Your goal » Copy the data below exactly.

Given records »
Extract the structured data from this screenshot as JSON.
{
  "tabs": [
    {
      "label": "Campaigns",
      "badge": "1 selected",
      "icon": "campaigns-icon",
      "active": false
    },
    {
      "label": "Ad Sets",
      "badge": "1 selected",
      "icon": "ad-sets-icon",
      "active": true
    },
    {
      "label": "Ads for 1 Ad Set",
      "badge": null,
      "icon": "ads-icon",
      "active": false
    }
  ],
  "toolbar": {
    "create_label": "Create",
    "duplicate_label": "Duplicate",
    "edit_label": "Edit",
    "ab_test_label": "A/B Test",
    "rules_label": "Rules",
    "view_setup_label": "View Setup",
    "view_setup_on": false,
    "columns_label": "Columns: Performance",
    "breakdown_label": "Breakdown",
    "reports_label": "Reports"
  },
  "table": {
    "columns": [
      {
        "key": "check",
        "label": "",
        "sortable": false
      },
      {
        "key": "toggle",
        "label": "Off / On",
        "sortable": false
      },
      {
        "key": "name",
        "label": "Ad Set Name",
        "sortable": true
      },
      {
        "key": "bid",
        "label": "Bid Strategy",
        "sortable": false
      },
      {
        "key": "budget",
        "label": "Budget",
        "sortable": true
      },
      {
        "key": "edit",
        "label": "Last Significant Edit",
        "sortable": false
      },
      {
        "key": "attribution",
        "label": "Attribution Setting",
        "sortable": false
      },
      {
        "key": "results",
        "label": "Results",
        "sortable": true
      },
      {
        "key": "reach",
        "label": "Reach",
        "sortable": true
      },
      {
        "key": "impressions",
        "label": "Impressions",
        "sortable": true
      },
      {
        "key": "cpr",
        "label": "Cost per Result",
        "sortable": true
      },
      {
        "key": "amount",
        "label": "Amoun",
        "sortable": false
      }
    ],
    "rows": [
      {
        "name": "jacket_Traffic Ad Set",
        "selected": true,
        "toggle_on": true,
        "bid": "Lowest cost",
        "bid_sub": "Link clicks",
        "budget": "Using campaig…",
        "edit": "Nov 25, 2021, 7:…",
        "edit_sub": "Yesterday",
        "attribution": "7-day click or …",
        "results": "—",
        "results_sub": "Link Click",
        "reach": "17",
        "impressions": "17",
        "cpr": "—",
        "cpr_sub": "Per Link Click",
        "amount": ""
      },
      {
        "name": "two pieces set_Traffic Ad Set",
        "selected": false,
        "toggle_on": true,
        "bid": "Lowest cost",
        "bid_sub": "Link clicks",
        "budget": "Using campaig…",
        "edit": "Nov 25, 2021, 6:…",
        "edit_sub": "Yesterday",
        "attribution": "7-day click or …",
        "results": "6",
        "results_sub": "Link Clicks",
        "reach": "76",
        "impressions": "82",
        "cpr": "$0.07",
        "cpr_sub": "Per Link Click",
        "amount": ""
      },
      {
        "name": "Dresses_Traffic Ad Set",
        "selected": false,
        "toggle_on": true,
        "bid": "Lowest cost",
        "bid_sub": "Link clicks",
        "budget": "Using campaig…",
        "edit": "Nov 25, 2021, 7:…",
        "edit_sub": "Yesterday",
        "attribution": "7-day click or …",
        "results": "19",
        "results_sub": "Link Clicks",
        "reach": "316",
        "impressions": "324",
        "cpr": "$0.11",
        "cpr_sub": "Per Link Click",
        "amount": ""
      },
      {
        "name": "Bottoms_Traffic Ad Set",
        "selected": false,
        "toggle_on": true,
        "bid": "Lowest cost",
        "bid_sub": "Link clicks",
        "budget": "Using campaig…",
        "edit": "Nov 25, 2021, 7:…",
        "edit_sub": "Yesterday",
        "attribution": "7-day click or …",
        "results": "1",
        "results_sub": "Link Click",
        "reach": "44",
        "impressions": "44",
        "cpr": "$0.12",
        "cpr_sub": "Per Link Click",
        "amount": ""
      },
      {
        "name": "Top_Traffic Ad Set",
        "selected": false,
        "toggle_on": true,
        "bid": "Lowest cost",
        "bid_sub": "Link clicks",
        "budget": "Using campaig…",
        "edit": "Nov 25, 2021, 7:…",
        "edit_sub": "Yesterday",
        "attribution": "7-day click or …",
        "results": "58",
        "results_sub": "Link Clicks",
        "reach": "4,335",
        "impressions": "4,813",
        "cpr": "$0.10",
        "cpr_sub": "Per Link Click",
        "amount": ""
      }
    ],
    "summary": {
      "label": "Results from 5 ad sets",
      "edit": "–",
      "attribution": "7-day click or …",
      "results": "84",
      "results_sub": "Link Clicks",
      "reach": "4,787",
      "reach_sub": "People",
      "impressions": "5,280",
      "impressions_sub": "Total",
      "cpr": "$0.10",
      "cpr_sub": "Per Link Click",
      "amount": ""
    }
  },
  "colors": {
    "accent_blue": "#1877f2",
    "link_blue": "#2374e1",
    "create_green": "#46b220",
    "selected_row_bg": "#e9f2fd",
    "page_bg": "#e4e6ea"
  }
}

Full response »
Extract the structured data from this screenshot as JSON.
{
  "tabs": [
    {
      "label": "Campaigns",
      "badge": "1 selected",
      "icon": "campaigns-icon",
      "active": false
    },
    {
      "label": "Ad Sets",
      "badge": "1 selected",
      "icon": "ad-sets-icon",
      "active": true
    },
    {
      "label": "Ads for 1 Ad Set",
      "badge": null,
      "icon": "ads-icon",
      "active": false
    }
  ],
  "toolbar": {
    "create_label": "Create",
    "duplicate_label": "Duplicate",
    "edit_label": "Edit",
    "ab_test_label": "A/B Test",
    "rules_label": "Rules",
    "view_setup_label": "View Setup",
    "view_setup_on": false,
    "columns_label": "Columns: Performance",
    "breakdown_label": "Breakdown",
    "reports_label": "Reports"
  },
  "table": {
    "columns": [
      {
        "key": "check",
        "label": "",
        "sortable": false
      },
      {
        "key": "toggle",
        "label": "Off / On",
        "sortable": false
      },
      {
        "key": "name",
        "label": "Ad Set Name",
        "sortable": true
      },
      {
        "key": "bid",
        "label": "Bid Strategy",
        "sortable": false
      },
      {
        "key": "budget",
        "label": "Budget",
        "sortable": true
      },
      {
        "key": "edit",
        "label": "Last Significant Edit",
        "sortable": false
      },
      {
        "key": "attribution",
        "label": "Attribution Setting",
        "sortable": false
      },
      {
        "key": "results",
        "label": "Results",
        "sortable": true
      },
      {
        "key": "reach",
        "label": "Reach",
        "sortable": true
      },
      {
        "key": "impressions",
        "label": "Impressions",
        "sortable": true
      },
      {
        "key": "cpr",
        "label": "Cost per Result",
        "sortable": true
      },
      {
        "key": "amount",
        "label": "Amoun",
        "sortable": false
      }
    ],
    "rows": [
      {
        "name": "jacket_Traffic Ad Set",
        "selected": true,
        "toggle_on": true,
        "bid": "Lowest cost",
        "bid_sub": "Link clicks",
        "budget": "Using campaig…",
        "edit": "Nov 25, 2021, 7:…",
        "edit_sub": "Yesterday",
        "attribution": "7-day click or …",
        "results": "—",
        "results_sub": "Link Click",
        "reach": "17",
        "impressions": "17",
        "cpr": "—",
        "cpr_sub": "Per Link Click",
        "amount": ""
      },
      {
        "name": "two pieces set_Traffic Ad Set",
        "selected": false,
        "toggle_on": true,
        "bid": "Lowest cost",
        "bid_sub": "Link clicks",
        "budget": "Using campaig…",
        "edit": "Nov 25, 2021, 6:…",
        "edit_sub": "Yesterday",
        "attribution": "7-day click or …",
        "results": "6",
        "results_sub": "Link Clicks",
        "reach": "76",
        "impressions": "82",
        "cpr": "$0.07",
        "cpr_sub": "Per Link Click",
        "amount": ""
      },
      {
        "name": "Dresses_Traffic Ad Set",
        "selected": false,
        "toggle_on": true,
        "bid": "Lowest cost",
        "bid_sub": "Link clicks",
        "budget": "Using campaig…",
        "edit": "Nov 25, 2021, 7:…",
        "edit_sub": "Yesterday",
        "attribution": "7-day click or …",
        "results": "19",
        "results_sub": "Link Clicks",
        "reach": "316",
        "impressions": "324",
        "cpr": "$0.11",
        "cpr_sub": "Per Link Click",
        "amount": ""
      },
      {
        "name": "Bottoms_Traffic Ad Set",
        "selected": false,
        "toggle_on": true,
        "bid": "Lowest cost",
        "bid_sub": "Link clicks",
        "budget": "Using campaig…",
        "edit": "Nov 25, 2021, 7:…",
        "edit_sub": "Yesterday",
        "attribution": "7-day click or …",
        "results": "1",
        "results_sub": "Link Click",
        "reach": "44",
        "impressions": "44",
        "cpr": "$0.12",
        "cpr_sub": "Per Link Click",
        "amount": ""
      },
      {
        "name": "Top_Traffic Ad Set",
        "selected": false,
        "toggle_on": true,
        "bid": "Lowest cost",
        "bid_sub": "Link clicks",
        "budget": "Using campaig…",
        "edit": "Nov 25, 2021, 7:…",
        "edit_sub": "Yesterday",
        "attribution": "7-day click or …",
        "results": "58",
        "results_sub": "Link Clicks",
        "reach": "4,335",
        "impressions": "4,813",
        "cpr": "$0.10",
        "cpr_sub": "Per Link Click",
        "amount": ""
      }
    ],
    "summary": {
      "label": "Results from 5 ad sets",
      "edit": "–",
      "attribution": "7-day click or …",
      "results": "84",
      "results_sub": "Link Clicks",
      "reach": "4,787",
      "reach_sub": "People",
      "impressions": "5,280",
      "impressions_sub": "Total",
      "cpr": "$0.10",
      "cpr_sub": "Per Link Click",
      "amount": ""
    }
  },
  "colors": {
    "accent_blue": "#1877f2",
    "link_blue": "#2374e1",
    "create_green": "#46b220",
    "selected_row_bg": "#e9f2fd",
    "page_bg": "#e4e6ea"
  }
}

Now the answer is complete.